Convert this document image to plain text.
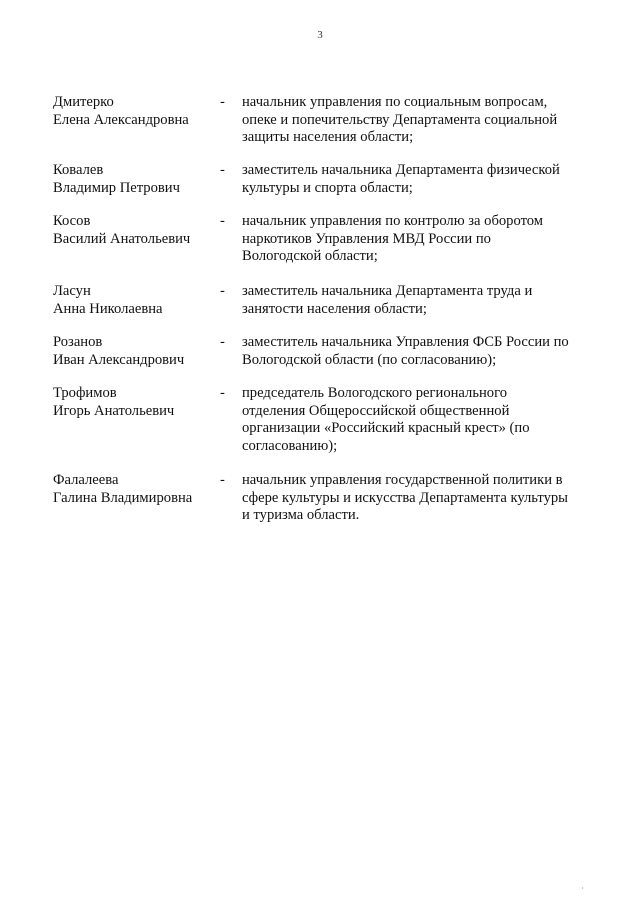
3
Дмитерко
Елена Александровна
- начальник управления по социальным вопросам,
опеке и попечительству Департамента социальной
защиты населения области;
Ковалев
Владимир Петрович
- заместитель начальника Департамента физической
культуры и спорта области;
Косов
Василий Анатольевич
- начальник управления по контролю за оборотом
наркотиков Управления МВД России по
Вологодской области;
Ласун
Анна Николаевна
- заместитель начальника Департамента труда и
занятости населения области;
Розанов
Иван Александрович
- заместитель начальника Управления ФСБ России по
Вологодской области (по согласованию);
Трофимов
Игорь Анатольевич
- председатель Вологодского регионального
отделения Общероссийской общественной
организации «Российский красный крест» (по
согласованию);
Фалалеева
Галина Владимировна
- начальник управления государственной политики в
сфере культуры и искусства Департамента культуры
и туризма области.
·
==
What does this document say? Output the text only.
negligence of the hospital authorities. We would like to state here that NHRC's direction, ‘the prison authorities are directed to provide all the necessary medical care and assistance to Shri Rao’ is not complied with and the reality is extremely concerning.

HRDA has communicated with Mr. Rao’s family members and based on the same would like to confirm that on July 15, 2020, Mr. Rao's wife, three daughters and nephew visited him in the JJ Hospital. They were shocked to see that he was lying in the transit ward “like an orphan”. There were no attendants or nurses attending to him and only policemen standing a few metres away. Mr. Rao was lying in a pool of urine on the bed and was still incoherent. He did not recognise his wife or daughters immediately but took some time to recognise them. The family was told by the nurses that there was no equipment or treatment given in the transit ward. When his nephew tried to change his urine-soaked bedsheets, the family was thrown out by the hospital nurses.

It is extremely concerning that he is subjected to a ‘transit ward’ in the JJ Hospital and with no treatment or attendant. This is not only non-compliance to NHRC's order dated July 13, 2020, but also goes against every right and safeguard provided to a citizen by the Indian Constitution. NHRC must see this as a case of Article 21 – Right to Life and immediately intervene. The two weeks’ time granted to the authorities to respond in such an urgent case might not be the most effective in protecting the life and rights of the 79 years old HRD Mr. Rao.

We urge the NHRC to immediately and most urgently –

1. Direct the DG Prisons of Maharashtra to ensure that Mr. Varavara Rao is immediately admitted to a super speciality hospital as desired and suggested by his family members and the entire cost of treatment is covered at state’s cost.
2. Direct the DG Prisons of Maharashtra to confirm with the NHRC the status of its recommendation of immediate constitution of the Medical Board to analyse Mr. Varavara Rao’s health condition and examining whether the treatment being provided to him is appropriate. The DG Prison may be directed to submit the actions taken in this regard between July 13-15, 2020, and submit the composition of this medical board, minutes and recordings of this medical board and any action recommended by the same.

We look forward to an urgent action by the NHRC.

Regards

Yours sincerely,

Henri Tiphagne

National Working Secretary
--
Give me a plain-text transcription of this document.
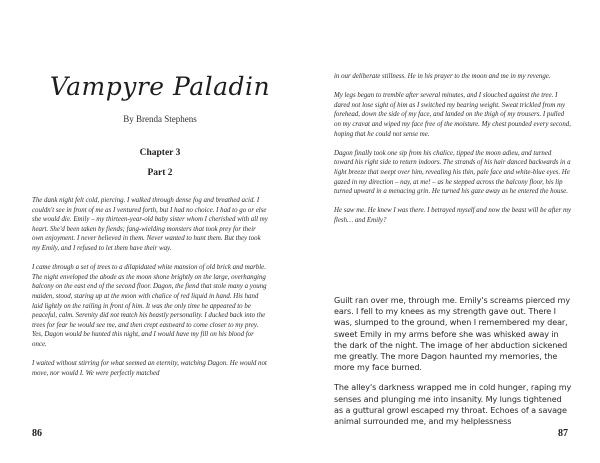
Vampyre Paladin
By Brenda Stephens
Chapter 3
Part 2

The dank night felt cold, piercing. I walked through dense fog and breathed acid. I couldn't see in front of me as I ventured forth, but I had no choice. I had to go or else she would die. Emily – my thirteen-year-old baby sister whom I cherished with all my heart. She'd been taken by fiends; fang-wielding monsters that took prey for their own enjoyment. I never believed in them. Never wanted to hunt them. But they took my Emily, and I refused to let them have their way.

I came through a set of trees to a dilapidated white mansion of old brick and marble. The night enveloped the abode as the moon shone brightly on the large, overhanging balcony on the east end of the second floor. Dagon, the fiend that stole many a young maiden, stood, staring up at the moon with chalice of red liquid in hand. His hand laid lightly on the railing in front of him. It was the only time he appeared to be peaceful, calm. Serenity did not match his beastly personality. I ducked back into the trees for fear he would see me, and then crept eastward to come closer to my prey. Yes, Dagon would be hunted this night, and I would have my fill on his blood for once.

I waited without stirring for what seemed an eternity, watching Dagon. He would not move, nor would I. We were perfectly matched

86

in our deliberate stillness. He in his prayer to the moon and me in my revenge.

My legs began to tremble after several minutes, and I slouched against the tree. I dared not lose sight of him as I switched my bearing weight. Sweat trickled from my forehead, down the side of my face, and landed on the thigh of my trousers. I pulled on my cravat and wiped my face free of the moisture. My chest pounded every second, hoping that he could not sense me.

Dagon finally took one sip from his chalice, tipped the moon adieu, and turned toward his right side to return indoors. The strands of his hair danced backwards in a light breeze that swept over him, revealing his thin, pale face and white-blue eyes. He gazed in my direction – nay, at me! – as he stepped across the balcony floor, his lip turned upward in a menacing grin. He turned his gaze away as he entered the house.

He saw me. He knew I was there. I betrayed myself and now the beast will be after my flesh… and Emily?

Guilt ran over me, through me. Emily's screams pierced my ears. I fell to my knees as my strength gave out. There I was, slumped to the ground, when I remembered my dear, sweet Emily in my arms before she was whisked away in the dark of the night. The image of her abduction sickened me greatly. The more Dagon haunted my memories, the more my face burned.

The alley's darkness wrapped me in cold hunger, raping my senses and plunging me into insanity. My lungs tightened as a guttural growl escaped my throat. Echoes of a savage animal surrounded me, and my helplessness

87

__What is needed__
Keep only the lines that hold the string "Департамента", and copy them out.

__Reply to the task__
опеке и попечительству Департамента социальной
- заместитель начальника Департамента физической
- заместитель начальника Департамента труда и
сфере культуры и искусства Департамента культуры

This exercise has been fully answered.